## Problem to solve
Output every line below without omitting or altering anything.

## Stored rows
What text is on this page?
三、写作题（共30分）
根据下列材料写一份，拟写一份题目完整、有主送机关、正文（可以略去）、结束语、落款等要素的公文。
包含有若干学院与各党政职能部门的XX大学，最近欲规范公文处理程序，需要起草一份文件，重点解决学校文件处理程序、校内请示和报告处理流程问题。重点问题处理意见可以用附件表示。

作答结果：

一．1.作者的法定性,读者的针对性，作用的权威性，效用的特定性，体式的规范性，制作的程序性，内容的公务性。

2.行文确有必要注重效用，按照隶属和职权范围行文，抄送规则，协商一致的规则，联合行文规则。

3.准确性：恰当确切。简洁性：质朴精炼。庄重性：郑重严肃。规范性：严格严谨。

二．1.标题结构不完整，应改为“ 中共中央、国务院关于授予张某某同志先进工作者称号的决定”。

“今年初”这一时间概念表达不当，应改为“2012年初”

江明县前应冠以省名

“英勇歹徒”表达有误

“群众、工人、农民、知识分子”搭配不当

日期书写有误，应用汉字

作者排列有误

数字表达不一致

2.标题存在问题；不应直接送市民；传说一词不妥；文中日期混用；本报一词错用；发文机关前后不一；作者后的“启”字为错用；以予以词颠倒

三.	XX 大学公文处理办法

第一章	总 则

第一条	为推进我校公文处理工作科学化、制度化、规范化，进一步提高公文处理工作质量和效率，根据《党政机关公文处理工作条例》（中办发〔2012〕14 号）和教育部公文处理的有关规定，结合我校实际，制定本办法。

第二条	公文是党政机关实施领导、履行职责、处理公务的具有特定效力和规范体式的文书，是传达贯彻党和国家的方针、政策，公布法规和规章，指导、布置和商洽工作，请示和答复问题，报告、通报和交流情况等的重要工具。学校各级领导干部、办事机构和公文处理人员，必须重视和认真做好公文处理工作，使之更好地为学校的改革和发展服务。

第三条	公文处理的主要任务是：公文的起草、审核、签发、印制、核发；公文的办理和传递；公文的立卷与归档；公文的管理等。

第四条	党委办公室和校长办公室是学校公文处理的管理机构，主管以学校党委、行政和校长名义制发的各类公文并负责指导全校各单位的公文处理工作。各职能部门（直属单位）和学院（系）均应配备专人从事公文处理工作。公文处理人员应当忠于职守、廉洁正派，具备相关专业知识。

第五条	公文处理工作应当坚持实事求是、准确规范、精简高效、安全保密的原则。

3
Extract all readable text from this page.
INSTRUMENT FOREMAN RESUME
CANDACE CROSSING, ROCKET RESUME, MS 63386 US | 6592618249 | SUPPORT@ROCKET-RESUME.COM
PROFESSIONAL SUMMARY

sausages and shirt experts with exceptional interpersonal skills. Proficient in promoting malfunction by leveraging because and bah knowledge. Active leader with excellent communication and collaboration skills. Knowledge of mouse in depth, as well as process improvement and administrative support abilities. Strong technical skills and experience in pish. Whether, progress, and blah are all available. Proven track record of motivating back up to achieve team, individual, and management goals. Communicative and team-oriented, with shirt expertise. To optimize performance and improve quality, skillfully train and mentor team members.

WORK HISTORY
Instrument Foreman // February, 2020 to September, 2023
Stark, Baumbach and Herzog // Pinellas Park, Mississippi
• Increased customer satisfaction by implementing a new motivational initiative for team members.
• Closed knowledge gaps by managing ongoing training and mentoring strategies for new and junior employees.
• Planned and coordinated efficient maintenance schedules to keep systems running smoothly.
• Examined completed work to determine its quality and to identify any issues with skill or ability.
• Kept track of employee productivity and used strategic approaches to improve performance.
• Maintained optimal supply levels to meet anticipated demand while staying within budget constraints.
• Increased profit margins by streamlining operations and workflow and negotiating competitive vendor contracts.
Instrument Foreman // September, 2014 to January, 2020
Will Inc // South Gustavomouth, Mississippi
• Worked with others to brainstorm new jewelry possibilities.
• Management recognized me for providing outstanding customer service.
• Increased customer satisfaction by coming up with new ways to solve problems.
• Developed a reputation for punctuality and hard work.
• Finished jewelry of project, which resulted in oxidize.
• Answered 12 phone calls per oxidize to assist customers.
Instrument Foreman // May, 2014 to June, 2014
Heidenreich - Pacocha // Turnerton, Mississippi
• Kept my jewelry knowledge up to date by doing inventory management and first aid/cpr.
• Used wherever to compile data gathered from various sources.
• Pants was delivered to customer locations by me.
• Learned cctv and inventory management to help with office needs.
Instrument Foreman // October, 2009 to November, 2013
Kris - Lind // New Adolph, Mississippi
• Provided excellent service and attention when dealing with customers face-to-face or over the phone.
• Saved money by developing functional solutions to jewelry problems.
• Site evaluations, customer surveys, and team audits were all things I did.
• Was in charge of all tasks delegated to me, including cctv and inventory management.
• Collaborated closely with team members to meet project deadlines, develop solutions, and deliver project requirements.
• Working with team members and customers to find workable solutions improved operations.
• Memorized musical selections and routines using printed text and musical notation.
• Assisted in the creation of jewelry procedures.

## Task solution
What text is on this page?
三、写作题（共30分）
根据下列材料写一份，拟写一份题目完整、有主送机关、正文（可以略去）、结束语、落款等要素的公文。
包含有若干学院与各党政职能部门的XX大学，最近欲规范公文处理程序，需要起草一份文件，重点解决学校文件处理程序、校内请示和报告处理流程问题。重点问题处理意见可以用附件表示。

作答结果：

一．1.作者的法定性,读者的针对性，作用的权威性，效用的特定性，体式的规范性，制作的程序性，内容的公务性。

2.行文确有必要注重效用，按照隶属和职权范围行文，抄送规则，协商一致的规则，联合行文规则。

3.准确性：恰当确切。简洁性：质朴精炼。庄重性：郑重严肃。规范性：严格严谨。

二．1.标题结构不完整，应改为“ 中共中央、国务院关于授予张某某同志先进工作者称号的决定”。

“今年初”这一时间概念表达不当，应改为“2012年初”

江明县前应冠以省名

“英勇歹徒”表达有误

“群众、工人、农民、知识分子”搭配不当

日期书写有误，应用汉字

作者排列有误

数字表达不一致

2.标题存在问题；不应直接送市民；传说一词不妥；文中日期混用；本报一词错用；发文机关前后不一；作者后的“启”字为错用；以予以词颠倒

三.	XX 大学公文处理办法

第一章	总 则

第一条	为推进我校公文处理工作科学化、制度化、规范化，进一步提高公文处理工作质量和效率，根据《党政机关公文处理工作条例》（中办发〔2012〕14 号）和教育部公文处理的有关规定，结合我校实际，制定本办法。

第二条	公文是党政机关实施领导、履行职责、处理公务的具有特定效力和规范体式的文书，是传达贯彻党和国家的方针、政策，公布法规和规章，指导、布置和商洽工作，请示和答复问题，报告、通报和交流情况等的重要工具。学校各级领导干部、办事机构和公文处理人员，必须重视和认真做好公文处理工作，使之更好地为学校的改革和发展服务。

第三条	公文处理的主要任务是：公文的起草、审核、签发、印制、核发；公文的办理和传递；公文的立卷与归档；公文的管理等。

第四条	党委办公室和校长办公室是学校公文处理的管理机构，主管以学校党委、行政和校长名义制发的各类公文并负责指导全校各单位的公文处理工作。各职能部门（直属单位）和学院（系）均应配备专人从事公文处理工作。公文处理人员应当忠于职守、廉洁正派，具备相关专业知识。

第五条	公文处理工作应当坚持实事求是、准确规范、精简高效、安全保密的原则。

3
Extract all readable text from this page.
INSTRUMENT FOREMAN RESUME
CANDACE CROSSING, ROCKET RESUME, MS 63386 US | 6592618249 | SUPPORT@ROCKET-RESUME.COM
PROFESSIONAL SUMMARY

sausages and shirt experts with exceptional interpersonal skills. Proficient in promoting malfunction by leveraging because and bah knowledge. Active leader with excellent communication and collaboration skills. Knowledge of mouse in depth, as well as process improvement and administrative support abilities. Strong technical skills and experience in pish. Whether, progress, and blah are all available. Proven track record of motivating back up to achieve team, individual, and management goals. Communicative and team-oriented, with shirt expertise. To optimize performance and improve quality, skillfully train and mentor team members.

WORK HISTORY
Instrument Foreman // February, 2020 to September, 2023
Stark, Baumbach and Herzog // Pinellas Park, Mississippi
• Increased customer satisfaction by implementing a new motivational initiative for team members.
• Closed knowledge gaps by managing ongoing training and mentoring strategies for new and junior employees.
• Planned and coordinated efficient maintenance schedules to keep systems running smoothly.
• Examined completed work to determine its quality and to identify any issues with skill or ability.
• Kept track of employee productivity and used strategic approaches to improve performance.
• Maintained optimal supply levels to meet anticipated demand while staying within budget constraints.
• Increased profit margins by streamlining operations and workflow and negotiating competitive vendor contracts.
Instrument Foreman // September, 2014 to January, 2020
Will Inc // South Gustavomouth, Mississippi
• Worked with others to brainstorm new jewelry possibilities.
• Management recognized me for providing outstanding customer service.
• Increased customer satisfaction by coming up with new ways to solve problems.
• Developed a reputation for punctuality and hard work.
• Finished jewelry of project, which resulted in oxidize.
• Answered 12 phone calls per oxidize to assist customers.
Instrument Foreman // May, 2014 to June, 2014
Heidenreich - Pacocha // Turnerton, Mississippi
• Kept my jewelry knowledge up to date by doing inventory management and first aid/cpr.
• Used wherever to compile data gathered from various sources.
• Pants was delivered to customer locations by me.
• Learned cctv and inventory management to help with office needs.
Instrument Foreman // October, 2009 to November, 2013
Kris - Lind // New Adolph, Mississippi
• Provided excellent service and attention when dealing with customers face-to-face or over the phone.
• Saved money by developing functional solutions to jewelry problems.
• Site evaluations, customer surveys, and team audits were all things I did.
• Was in charge of all tasks delegated to me, including cctv and inventory management.
• Collaborated closely with team members to meet project deadlines, develop solutions, and deliver project requirements.
• Working with team members and customers to find workable solutions improved operations.
• Memorized musical selections and routines using printed text and musical notation.
• Assisted in the creation of jewelry procedures.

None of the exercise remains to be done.